◆ Written problem
Give the number of lines below that contain "Faculty", with no other output.

--- start of Material for the task ---

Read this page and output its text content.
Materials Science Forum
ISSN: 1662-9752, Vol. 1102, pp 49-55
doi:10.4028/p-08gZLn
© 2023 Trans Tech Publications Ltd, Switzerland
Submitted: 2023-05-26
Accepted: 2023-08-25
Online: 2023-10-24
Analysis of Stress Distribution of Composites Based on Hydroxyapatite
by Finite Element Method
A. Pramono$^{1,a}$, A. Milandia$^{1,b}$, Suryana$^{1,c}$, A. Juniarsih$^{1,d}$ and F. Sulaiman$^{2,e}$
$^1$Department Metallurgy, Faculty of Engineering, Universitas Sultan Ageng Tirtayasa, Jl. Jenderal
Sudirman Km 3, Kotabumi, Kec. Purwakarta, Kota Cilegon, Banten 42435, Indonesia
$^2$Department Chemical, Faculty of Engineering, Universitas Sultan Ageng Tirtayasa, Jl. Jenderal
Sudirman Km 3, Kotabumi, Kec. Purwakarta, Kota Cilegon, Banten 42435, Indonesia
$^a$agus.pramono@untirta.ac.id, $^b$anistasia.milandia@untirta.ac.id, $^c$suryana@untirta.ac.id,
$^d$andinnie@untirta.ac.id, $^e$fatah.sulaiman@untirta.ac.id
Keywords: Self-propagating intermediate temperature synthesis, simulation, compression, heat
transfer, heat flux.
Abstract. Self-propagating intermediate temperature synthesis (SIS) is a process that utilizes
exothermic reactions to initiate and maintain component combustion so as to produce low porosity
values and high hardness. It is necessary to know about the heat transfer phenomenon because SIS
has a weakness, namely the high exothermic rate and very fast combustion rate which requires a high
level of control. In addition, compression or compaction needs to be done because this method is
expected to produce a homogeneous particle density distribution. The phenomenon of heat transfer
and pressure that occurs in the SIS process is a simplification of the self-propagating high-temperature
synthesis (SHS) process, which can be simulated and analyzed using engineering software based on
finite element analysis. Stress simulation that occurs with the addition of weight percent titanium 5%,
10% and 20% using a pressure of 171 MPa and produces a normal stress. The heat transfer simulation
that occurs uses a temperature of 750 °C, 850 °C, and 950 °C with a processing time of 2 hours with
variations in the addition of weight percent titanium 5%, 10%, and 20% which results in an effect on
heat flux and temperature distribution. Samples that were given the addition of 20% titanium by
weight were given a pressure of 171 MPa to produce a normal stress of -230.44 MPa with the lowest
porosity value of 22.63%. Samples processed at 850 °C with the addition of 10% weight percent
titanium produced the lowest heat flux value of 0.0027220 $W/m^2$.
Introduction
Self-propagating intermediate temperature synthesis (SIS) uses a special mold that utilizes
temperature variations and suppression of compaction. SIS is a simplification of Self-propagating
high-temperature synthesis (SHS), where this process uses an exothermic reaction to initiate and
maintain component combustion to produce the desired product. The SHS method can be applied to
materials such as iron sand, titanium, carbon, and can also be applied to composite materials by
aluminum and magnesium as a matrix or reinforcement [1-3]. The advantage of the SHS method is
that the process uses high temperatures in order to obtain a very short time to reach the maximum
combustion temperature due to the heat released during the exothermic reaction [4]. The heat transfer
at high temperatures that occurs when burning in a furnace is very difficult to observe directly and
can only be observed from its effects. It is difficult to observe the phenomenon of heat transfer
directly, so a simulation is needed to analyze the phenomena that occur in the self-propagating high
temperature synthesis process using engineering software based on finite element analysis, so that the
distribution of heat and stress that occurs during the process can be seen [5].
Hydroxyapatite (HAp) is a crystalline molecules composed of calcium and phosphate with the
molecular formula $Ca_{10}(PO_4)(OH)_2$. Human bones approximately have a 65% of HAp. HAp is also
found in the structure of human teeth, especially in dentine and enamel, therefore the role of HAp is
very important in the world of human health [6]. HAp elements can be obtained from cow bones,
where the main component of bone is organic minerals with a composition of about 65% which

--- end of Material for the task ---

◆ Output
2